==== Data excerpts
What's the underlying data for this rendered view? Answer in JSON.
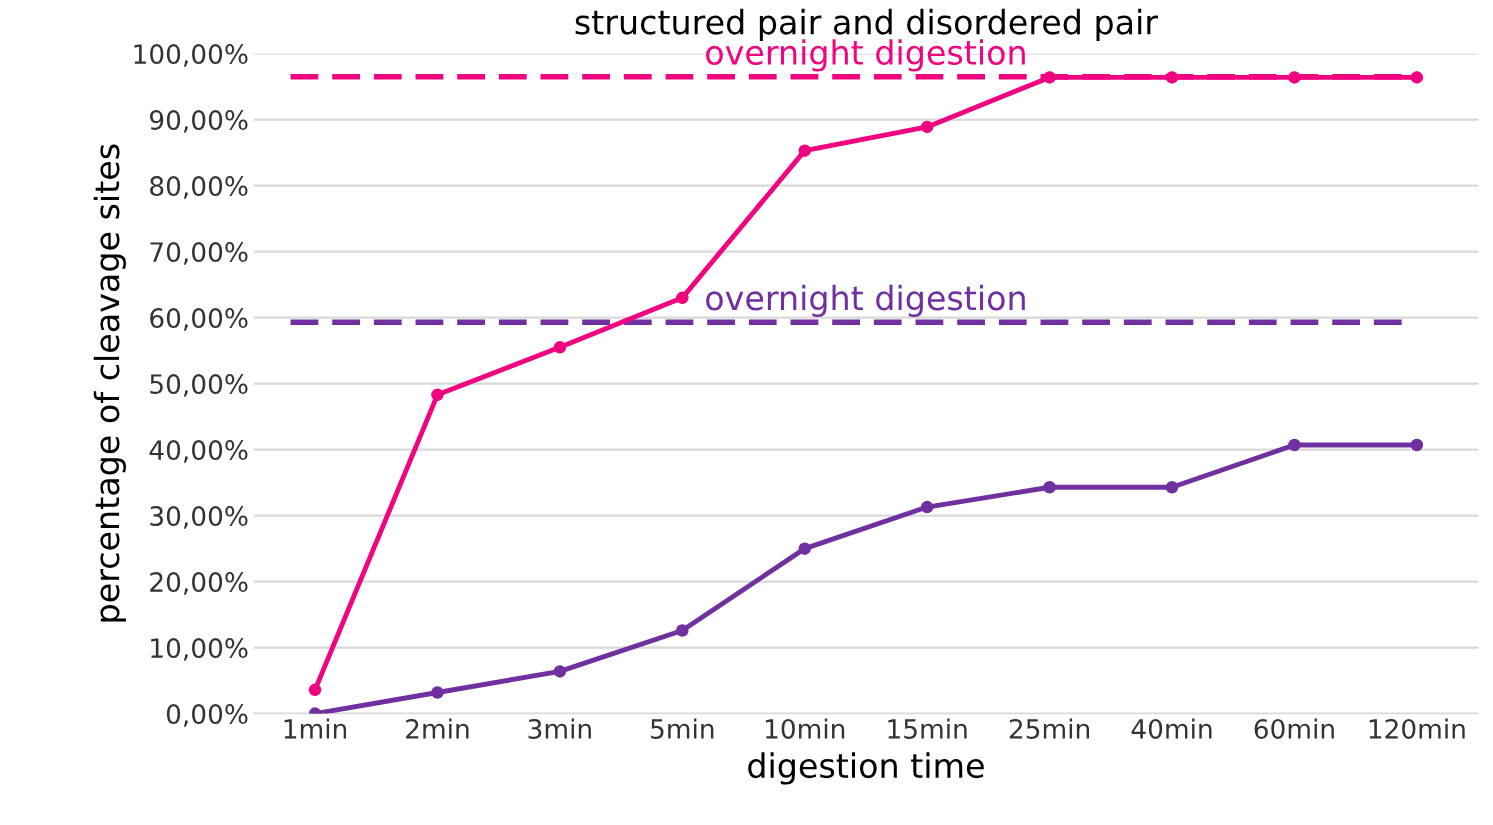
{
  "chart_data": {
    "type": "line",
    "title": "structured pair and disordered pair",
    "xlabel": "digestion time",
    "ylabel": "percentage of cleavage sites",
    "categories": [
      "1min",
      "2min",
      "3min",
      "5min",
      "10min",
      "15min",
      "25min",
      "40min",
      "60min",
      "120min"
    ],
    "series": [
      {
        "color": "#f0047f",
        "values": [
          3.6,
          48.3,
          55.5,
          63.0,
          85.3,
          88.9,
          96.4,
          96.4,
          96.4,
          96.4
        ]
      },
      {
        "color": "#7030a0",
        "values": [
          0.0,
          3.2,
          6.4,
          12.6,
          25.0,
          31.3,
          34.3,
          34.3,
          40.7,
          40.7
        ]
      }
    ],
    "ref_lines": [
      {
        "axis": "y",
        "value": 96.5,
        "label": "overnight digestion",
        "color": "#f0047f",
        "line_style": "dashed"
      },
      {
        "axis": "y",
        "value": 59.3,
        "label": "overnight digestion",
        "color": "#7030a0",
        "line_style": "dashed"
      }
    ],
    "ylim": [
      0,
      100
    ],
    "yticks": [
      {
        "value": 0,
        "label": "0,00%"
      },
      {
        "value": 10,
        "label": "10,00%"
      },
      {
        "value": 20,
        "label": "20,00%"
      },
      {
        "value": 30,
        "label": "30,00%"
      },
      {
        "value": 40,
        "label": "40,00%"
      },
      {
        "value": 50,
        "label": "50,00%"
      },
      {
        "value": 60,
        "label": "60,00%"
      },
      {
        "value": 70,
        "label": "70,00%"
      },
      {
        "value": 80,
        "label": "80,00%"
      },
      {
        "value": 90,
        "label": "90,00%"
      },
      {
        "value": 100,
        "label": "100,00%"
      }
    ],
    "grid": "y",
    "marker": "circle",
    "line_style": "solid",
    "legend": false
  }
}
========
==== Data excerpts
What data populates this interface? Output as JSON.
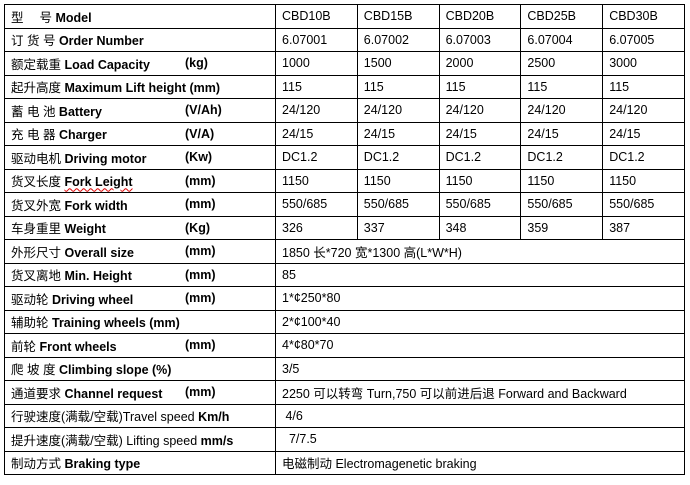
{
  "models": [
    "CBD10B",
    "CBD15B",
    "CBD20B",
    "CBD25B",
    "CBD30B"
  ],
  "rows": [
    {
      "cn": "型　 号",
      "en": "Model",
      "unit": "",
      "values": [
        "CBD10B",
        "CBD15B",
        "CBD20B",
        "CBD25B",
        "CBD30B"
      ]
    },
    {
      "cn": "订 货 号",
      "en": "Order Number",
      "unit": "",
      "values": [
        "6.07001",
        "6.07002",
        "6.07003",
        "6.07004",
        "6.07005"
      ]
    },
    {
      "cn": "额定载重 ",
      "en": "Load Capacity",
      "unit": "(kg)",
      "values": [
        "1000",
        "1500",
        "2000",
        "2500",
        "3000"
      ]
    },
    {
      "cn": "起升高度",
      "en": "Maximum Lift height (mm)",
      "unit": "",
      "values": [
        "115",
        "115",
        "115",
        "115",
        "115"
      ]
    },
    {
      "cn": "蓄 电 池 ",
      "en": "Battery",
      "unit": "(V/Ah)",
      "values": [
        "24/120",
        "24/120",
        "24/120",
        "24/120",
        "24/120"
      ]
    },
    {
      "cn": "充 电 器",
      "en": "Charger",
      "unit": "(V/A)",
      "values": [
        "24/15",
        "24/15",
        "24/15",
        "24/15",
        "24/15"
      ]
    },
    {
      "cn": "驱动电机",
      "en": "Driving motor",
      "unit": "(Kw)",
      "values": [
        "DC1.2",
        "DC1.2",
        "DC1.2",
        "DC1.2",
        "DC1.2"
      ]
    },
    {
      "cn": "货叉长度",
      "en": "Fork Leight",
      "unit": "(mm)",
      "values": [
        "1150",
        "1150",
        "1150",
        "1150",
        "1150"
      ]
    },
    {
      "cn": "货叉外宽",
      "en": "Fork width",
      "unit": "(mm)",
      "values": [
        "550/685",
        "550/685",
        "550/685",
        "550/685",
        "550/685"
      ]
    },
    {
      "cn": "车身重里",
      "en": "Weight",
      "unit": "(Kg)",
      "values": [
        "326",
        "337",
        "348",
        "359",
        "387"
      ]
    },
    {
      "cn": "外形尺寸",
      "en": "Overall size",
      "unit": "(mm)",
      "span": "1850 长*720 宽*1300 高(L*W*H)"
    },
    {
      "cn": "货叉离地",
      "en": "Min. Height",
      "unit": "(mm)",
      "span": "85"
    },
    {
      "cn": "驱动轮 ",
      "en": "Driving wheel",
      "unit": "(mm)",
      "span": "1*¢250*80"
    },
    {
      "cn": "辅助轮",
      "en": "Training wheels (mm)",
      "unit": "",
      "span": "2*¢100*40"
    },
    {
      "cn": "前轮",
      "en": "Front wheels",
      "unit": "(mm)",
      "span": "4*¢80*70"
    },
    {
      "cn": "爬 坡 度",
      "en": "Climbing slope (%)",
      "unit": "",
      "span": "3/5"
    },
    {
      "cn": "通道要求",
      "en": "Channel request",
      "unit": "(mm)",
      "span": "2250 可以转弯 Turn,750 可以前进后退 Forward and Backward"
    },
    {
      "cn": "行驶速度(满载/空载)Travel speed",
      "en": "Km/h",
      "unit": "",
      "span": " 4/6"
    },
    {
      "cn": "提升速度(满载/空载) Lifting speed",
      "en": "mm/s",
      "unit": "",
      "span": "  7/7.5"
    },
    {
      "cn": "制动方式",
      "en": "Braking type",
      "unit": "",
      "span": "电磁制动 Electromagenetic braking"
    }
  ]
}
========
==== Data excerpts
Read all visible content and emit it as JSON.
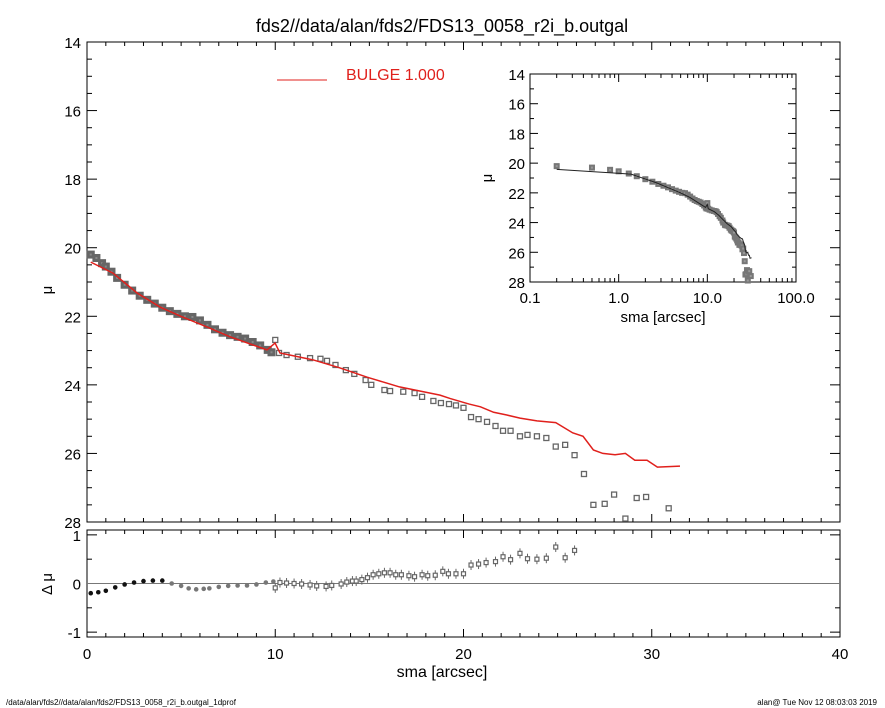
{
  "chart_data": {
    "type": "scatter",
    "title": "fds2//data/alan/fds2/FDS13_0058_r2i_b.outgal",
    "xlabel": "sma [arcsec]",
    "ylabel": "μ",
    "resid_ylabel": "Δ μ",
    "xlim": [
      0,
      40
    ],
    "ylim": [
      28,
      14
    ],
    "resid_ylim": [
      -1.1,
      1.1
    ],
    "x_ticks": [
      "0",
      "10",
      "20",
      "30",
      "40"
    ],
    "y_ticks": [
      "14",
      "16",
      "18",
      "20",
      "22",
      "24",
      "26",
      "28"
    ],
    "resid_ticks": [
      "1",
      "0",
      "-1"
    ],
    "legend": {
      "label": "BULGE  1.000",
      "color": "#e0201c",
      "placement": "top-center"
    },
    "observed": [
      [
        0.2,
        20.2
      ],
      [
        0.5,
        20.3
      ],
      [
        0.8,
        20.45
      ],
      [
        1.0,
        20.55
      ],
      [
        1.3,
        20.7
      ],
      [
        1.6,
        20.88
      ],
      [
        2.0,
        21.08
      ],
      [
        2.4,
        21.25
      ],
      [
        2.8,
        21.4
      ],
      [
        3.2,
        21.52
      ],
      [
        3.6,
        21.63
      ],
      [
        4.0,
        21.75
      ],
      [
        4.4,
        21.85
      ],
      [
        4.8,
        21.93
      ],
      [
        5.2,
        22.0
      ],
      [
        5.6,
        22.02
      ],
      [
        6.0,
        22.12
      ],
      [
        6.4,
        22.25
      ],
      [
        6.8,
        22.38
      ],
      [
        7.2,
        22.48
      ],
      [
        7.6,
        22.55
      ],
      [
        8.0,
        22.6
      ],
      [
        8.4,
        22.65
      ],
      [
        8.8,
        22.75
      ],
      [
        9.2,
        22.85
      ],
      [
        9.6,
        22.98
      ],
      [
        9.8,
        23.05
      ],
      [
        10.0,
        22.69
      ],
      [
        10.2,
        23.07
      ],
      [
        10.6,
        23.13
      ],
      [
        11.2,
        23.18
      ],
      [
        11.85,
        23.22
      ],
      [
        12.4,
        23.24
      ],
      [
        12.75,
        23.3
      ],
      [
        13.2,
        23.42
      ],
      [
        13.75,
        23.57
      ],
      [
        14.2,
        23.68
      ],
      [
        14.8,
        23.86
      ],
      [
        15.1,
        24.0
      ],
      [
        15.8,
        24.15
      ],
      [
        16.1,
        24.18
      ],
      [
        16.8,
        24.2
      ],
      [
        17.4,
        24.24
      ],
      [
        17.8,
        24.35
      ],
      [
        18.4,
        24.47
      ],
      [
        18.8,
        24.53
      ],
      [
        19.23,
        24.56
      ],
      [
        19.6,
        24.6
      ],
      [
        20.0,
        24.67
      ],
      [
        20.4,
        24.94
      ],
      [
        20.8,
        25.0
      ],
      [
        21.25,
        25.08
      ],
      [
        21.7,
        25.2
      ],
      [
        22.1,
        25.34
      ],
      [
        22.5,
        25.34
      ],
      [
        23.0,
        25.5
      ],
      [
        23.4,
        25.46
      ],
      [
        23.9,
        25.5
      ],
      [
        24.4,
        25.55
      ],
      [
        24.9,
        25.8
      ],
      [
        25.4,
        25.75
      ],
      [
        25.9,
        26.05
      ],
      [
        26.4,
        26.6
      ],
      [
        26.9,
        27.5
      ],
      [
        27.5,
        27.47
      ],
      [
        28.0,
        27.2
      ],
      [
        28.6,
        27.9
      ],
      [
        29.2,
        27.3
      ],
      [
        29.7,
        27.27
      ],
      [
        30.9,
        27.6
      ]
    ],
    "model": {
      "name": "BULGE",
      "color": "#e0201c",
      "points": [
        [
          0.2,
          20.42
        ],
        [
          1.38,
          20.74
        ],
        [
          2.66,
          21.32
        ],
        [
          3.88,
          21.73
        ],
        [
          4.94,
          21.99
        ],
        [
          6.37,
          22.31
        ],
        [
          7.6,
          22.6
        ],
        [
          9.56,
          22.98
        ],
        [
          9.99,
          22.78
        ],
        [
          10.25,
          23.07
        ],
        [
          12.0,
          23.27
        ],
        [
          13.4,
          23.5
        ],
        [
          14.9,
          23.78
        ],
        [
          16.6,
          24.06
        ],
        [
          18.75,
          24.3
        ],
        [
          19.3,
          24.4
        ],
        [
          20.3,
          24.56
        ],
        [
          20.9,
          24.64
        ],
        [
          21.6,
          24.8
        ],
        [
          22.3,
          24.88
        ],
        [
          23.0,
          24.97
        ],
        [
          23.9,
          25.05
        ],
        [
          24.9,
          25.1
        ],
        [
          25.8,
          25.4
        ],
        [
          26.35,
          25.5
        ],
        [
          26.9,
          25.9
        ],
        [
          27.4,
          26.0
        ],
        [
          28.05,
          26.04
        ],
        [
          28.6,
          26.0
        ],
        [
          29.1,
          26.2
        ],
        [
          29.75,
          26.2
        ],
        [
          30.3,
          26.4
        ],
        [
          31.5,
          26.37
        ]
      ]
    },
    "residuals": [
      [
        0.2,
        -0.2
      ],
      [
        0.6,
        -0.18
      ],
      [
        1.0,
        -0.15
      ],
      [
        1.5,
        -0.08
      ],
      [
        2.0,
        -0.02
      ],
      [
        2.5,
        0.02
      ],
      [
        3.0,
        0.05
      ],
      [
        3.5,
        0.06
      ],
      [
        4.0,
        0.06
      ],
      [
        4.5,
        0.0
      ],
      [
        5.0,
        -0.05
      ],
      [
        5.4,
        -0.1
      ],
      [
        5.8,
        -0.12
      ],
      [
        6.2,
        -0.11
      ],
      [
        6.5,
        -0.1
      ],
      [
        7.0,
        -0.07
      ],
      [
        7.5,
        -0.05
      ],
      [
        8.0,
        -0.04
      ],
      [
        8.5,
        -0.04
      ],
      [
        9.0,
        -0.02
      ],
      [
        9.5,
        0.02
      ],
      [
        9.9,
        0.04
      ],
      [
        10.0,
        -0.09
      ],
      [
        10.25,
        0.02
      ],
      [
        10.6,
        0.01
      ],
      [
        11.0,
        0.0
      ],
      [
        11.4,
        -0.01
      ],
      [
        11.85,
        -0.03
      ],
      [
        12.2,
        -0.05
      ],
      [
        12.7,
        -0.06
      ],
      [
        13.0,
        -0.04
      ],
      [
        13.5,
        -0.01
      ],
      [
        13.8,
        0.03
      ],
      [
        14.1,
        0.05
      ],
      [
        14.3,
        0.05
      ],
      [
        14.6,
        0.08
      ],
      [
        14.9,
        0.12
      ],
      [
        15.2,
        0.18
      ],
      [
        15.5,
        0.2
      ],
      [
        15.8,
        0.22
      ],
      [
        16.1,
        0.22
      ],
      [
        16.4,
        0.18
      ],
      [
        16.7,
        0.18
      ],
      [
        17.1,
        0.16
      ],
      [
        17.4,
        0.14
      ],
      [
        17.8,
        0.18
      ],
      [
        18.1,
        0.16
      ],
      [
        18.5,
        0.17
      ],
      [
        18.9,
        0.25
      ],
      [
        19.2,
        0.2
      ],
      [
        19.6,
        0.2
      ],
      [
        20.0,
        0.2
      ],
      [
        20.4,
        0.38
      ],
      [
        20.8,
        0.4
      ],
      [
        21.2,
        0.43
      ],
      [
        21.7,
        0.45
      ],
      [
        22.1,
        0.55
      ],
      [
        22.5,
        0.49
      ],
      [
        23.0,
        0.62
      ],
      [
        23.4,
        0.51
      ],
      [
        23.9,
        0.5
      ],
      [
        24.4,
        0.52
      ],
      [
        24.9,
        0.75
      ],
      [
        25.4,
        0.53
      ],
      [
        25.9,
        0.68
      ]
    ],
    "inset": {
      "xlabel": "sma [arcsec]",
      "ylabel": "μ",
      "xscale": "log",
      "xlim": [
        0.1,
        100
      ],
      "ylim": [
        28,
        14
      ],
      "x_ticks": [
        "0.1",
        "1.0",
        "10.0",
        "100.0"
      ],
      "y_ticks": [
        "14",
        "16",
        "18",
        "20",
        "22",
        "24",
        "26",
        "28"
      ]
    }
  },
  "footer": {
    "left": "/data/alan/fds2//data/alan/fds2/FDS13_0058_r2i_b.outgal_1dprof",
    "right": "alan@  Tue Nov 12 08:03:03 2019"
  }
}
========
▶ **Task**:
Check the data for the word "What" and pull out the lines that have it.

▶ **Complete output**:
What's the underlying data for this rendered view? Answer in JSON.
What data populates this interface? Output as JSON.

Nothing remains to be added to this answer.